- [Task] How many of the lines below hold the word "Broken"? Answer only with the number.

- [Data lines]
** START **
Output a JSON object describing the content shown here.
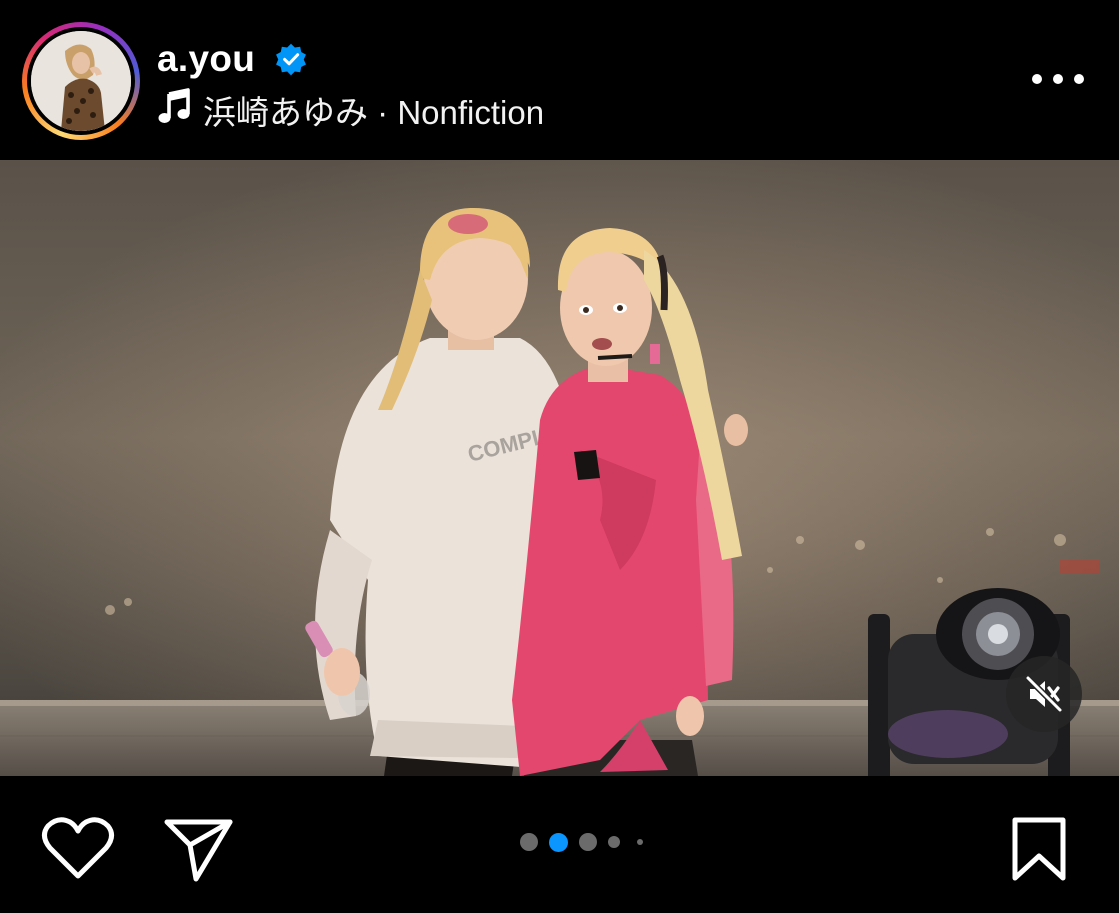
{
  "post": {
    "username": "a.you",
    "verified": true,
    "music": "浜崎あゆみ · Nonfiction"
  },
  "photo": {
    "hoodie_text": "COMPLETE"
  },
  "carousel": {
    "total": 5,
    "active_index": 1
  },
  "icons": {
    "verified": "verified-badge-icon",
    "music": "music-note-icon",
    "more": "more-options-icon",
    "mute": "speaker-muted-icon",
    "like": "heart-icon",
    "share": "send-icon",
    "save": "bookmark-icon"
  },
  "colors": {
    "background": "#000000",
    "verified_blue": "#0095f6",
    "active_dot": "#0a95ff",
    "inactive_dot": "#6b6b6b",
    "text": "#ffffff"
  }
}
** END **
** START **
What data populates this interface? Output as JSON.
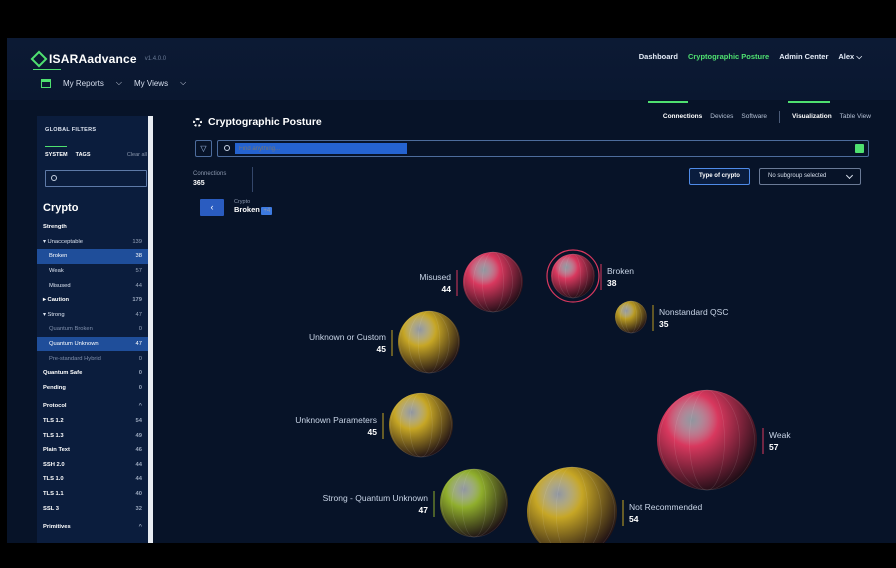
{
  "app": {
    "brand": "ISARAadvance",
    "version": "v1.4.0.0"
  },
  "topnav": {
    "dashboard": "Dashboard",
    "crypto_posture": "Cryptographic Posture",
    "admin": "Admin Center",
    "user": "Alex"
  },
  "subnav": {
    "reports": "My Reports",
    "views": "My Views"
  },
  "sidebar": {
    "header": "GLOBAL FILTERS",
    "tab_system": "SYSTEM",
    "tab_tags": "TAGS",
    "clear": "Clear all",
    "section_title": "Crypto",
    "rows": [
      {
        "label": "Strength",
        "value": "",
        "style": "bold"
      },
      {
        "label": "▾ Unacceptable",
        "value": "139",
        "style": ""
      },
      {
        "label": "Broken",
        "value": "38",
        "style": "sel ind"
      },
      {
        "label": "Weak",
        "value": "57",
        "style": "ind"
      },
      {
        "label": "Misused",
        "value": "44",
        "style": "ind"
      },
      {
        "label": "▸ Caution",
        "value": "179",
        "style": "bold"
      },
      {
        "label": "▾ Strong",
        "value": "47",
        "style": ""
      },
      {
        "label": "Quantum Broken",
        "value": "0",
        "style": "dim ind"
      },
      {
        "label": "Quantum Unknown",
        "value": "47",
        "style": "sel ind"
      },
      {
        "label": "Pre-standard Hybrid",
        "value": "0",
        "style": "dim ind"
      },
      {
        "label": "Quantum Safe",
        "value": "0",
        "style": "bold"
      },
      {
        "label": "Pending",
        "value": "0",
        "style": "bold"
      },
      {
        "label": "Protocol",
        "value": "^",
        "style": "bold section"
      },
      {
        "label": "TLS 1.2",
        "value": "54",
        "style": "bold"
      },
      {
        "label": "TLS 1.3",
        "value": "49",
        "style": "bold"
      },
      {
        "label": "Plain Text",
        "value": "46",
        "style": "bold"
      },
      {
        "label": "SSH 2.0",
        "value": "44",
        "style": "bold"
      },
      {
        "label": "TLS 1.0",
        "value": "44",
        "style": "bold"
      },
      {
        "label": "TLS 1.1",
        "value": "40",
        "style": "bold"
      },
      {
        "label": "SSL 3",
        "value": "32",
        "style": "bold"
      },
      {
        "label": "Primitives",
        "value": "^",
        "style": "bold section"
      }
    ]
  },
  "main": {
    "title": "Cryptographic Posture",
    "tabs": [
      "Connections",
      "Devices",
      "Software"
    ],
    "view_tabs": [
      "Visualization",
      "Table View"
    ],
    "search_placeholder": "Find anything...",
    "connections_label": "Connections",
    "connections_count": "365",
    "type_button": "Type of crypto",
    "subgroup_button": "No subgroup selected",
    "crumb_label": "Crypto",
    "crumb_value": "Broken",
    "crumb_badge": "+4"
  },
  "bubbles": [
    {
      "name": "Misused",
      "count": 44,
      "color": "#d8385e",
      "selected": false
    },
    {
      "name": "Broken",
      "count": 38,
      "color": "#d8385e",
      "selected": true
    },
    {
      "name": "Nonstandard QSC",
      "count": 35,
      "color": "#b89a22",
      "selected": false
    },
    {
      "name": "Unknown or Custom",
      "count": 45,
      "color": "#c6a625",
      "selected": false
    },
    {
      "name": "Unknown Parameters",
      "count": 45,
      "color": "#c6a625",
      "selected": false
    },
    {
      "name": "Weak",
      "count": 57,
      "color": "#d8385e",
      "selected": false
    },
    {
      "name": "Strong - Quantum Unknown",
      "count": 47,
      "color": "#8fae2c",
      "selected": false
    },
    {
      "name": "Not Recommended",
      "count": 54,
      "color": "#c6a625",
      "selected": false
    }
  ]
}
** END **
** START **
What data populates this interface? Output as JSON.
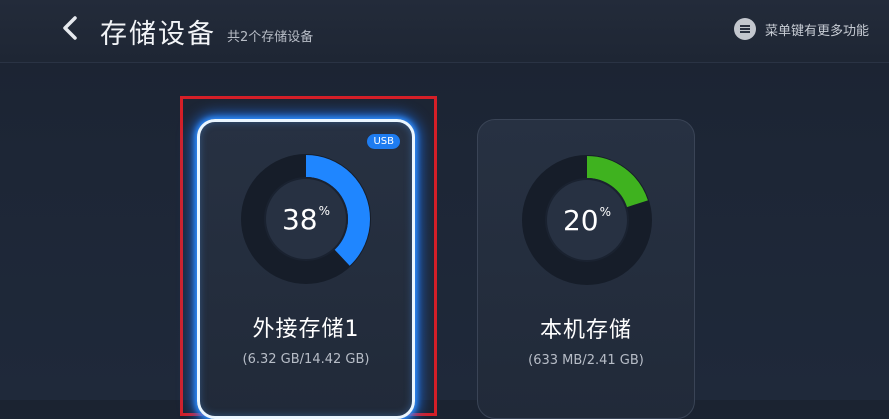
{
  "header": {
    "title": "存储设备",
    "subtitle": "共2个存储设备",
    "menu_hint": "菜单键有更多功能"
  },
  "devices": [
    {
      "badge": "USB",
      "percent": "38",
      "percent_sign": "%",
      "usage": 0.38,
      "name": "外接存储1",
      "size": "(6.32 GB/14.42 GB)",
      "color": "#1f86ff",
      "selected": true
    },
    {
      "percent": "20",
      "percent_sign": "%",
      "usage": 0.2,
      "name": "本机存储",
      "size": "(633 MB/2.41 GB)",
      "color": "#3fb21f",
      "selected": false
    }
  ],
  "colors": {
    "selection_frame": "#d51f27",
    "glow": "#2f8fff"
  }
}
** END **
- [Reply to the exercise] 4